**Objective:** Report the count of lines below that include "tīklu", without any other text.

— start of Records provided —

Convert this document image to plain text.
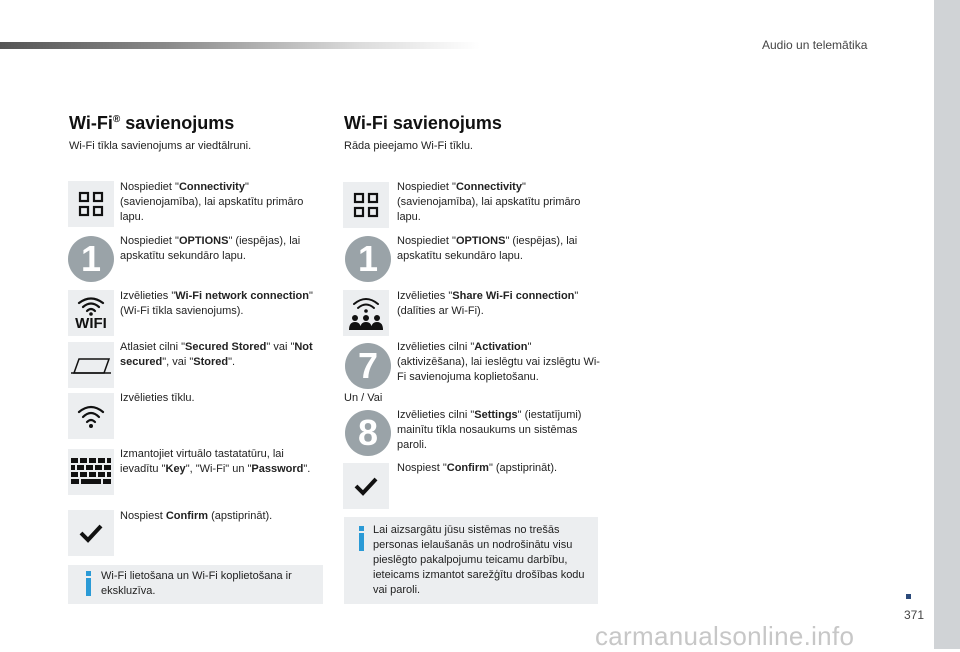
Audio un telemātika
Wi-Fi® savienojums
Wi-Fi tīkla savienojums ar viedtālruni.
Nospiediet "Connectivity" (savienojamība), lai apskatītu primāro lapu.
1	Nospiediet "OPTIONS" (iespējas), lai apskatītu sekundāro lapu.
WIFI
Izvēlieties "Wi-Fi network connection" (Wi-Fi tīkla savienojums).
Atlasiet cilni "Secured Stored" vai "Not secured", vai "Stored".
Izvēlieties tīklu.
Izmantojiet virtuālo tastatatūru, lai ievadītu "Key", "Wi-Fi" un "Password".
Nospiest Confirm (apstiprināt).
Wi-Fi lietošana un Wi-Fi koplietošana ir ekskluzīva.
Wi-Fi savienojums
Rāda pieejamo Wi-Fi tīklu.
Nospiediet "Connectivity" (savienojamība), lai apskatītu primāro lapu.
1	Nospiediet "OPTIONS" (iespējas), lai apskatītu sekundāro lapu.
Izvēlieties "Share Wi-Fi connection" (dalīties ar Wi-Fi).
7	Izvēlieties cilni "Activation" (aktivizēšana), lai ieslēgtu vai izslēgtu Wi-Fi savienojuma koplietošanu.
Un / Vai
8	Izvēlieties cilni "Settings" (iestatījumi) mainītu tīkla nosaukums un sistēmas paroli.
Nospiest "Confirm" (apstiprināt).
Lai aizsargātu jūsu sistēmas no trešās personas ielaušanās un nodrošinātu visu pieslēgto pakalpojumu teicamu darbību, ieteicams izmantot sarežģītu drošības kodu vai paroli.
371
carmanualsonline.info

— end of Records provided —

**Worked answer:** 2